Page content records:
[Start of Attachment]

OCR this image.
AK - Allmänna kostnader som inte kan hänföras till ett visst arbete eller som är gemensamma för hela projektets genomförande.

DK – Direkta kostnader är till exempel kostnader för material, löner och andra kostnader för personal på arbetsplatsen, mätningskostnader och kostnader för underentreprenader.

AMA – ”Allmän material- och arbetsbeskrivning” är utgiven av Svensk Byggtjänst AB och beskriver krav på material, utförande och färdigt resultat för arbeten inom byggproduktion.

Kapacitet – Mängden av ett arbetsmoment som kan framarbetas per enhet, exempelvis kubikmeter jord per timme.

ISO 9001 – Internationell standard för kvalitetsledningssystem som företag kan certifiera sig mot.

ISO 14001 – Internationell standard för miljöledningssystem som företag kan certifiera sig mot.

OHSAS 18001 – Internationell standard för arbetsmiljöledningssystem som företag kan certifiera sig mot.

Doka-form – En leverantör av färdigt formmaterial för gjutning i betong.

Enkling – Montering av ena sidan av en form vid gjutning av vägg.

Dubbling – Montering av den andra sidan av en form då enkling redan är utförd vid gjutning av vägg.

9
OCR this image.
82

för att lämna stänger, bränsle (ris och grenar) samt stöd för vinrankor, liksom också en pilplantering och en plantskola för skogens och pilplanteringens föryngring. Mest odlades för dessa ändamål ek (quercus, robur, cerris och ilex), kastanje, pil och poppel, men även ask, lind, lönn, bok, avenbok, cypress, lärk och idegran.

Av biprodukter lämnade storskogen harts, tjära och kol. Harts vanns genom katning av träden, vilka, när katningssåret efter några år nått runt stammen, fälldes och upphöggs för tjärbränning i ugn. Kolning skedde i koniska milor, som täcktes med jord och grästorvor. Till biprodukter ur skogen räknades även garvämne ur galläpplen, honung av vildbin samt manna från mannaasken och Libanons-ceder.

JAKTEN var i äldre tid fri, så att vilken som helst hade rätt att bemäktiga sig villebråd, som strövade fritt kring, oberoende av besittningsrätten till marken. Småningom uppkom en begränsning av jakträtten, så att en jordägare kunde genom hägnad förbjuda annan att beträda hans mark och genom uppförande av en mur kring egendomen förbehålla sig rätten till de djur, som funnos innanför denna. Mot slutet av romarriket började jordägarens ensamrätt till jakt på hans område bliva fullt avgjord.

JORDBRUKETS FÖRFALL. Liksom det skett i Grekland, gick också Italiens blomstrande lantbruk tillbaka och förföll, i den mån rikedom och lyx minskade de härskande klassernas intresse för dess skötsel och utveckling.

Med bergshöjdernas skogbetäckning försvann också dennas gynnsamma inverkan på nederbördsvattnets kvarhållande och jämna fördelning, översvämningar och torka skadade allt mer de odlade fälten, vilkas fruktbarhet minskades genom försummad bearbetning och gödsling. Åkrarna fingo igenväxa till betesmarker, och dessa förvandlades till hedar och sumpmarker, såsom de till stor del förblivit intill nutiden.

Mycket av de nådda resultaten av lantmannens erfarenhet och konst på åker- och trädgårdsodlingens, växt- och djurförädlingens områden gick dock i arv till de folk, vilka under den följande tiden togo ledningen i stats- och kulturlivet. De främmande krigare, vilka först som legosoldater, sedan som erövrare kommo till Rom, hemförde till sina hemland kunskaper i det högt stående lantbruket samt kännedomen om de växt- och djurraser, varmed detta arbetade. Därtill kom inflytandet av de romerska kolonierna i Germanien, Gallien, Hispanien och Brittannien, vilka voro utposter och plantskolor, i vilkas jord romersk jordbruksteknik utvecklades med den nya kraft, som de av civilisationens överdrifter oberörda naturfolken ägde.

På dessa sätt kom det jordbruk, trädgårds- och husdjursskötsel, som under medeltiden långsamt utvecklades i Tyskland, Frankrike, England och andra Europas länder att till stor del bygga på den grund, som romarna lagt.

[End of Attachment]
[Start of Attachment]

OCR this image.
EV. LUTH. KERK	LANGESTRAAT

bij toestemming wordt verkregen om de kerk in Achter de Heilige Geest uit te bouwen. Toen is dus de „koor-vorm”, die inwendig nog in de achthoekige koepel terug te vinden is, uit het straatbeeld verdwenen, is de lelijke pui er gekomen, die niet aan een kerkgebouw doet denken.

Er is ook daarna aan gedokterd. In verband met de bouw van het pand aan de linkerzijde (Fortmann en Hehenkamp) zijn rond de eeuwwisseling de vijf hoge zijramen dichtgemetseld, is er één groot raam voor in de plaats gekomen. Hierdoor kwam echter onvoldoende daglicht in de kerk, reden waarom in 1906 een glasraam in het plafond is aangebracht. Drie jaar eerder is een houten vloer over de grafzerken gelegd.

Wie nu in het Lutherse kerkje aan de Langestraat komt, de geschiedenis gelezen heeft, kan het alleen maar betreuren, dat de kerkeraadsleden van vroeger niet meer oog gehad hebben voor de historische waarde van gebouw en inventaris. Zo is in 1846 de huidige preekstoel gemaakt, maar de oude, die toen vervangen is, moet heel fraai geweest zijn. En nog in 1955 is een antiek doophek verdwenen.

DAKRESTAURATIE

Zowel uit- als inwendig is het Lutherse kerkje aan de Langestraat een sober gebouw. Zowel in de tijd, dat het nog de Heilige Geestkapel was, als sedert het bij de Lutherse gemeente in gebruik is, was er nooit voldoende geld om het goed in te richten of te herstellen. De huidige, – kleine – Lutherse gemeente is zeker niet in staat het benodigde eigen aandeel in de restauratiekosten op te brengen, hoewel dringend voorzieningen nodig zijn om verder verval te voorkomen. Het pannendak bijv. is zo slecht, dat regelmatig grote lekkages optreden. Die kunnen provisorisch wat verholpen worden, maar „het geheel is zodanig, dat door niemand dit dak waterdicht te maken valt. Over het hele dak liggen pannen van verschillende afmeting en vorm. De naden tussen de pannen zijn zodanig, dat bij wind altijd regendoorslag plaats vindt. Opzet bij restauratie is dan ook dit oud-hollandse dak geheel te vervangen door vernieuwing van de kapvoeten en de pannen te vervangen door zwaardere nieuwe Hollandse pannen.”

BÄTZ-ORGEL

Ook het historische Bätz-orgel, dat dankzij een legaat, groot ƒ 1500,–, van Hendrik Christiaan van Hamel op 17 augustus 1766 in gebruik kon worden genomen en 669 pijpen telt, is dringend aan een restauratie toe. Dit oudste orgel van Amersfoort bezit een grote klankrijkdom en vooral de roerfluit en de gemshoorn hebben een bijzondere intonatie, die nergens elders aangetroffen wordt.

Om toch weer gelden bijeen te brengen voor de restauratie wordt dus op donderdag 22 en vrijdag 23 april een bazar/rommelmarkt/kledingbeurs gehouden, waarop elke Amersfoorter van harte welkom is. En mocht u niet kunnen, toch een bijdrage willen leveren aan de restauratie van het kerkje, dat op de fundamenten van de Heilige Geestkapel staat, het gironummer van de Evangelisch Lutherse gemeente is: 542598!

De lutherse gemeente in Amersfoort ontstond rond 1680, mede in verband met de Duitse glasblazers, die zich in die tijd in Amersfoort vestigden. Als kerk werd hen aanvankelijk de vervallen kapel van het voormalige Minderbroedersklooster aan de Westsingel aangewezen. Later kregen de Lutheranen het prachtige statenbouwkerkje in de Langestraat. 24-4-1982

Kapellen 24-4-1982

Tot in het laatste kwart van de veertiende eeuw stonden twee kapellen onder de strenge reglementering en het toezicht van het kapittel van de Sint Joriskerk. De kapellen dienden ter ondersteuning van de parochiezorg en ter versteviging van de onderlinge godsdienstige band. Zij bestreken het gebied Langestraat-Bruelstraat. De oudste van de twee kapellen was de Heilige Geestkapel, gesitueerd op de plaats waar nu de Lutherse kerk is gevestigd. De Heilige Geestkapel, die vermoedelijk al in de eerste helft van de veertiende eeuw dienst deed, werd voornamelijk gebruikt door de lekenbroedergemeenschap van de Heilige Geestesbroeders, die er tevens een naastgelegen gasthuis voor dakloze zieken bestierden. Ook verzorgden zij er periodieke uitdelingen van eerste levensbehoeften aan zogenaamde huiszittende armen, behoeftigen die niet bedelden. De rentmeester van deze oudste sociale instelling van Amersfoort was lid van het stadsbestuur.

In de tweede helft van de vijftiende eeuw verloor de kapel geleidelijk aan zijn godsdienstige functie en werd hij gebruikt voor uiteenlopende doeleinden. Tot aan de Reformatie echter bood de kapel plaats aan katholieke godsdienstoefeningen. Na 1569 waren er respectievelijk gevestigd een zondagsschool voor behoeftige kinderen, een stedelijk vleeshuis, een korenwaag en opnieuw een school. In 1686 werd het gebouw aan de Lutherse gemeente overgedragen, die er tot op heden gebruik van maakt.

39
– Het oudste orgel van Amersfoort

[End of Attachment]
[Start of Attachment]

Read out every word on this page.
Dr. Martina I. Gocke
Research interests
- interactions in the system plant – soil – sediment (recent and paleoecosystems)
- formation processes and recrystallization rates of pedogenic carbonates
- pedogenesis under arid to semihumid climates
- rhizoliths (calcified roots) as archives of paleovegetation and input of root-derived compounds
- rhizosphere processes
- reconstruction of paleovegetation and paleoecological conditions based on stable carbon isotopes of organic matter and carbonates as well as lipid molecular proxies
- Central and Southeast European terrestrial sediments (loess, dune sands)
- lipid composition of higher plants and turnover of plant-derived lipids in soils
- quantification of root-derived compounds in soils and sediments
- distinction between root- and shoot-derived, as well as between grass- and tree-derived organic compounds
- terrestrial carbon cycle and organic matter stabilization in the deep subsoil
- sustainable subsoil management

[End of Attachment]

# About this exercise
In the entries above, how many lines hold "compounds"? Answer with the number alone.

# Solution below
3